__AVAILABLE DATA__
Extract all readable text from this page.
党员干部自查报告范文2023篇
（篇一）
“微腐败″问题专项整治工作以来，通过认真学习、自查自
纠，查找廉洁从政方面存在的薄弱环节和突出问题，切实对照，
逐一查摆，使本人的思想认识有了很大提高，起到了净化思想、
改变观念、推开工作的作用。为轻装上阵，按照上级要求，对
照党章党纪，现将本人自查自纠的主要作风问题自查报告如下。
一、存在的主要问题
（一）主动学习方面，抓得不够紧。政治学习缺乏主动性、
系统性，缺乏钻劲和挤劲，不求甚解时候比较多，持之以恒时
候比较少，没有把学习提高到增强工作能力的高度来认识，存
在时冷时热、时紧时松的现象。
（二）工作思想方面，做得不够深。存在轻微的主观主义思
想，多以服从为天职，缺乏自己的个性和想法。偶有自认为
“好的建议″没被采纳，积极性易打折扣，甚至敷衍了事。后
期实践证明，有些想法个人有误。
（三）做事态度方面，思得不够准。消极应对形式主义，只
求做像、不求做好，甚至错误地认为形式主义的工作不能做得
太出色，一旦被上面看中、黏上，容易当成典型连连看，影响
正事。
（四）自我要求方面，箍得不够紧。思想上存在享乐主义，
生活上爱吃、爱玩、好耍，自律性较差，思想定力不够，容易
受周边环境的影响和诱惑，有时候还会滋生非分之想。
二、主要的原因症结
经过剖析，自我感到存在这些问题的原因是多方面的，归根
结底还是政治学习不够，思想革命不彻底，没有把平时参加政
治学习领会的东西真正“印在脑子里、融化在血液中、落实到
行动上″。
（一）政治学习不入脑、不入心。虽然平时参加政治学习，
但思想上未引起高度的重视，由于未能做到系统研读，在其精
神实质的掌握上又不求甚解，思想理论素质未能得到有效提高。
---
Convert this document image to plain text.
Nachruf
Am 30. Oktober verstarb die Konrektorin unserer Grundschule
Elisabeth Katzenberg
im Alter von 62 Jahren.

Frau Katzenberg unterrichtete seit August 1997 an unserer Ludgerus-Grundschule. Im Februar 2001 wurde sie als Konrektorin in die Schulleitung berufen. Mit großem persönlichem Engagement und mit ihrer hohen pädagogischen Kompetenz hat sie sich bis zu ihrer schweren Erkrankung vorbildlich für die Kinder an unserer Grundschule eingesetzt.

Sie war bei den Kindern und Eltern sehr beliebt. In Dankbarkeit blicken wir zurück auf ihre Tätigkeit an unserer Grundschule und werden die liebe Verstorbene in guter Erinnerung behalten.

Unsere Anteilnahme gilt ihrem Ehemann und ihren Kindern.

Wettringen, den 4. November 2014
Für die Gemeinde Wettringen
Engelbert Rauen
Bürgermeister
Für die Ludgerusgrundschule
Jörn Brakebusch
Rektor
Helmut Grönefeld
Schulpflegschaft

__TASK OBJECTIVE__
State only the number of lines in these entries that contain "Kindern".

__OUTPUT OF THE EXERCISE__
2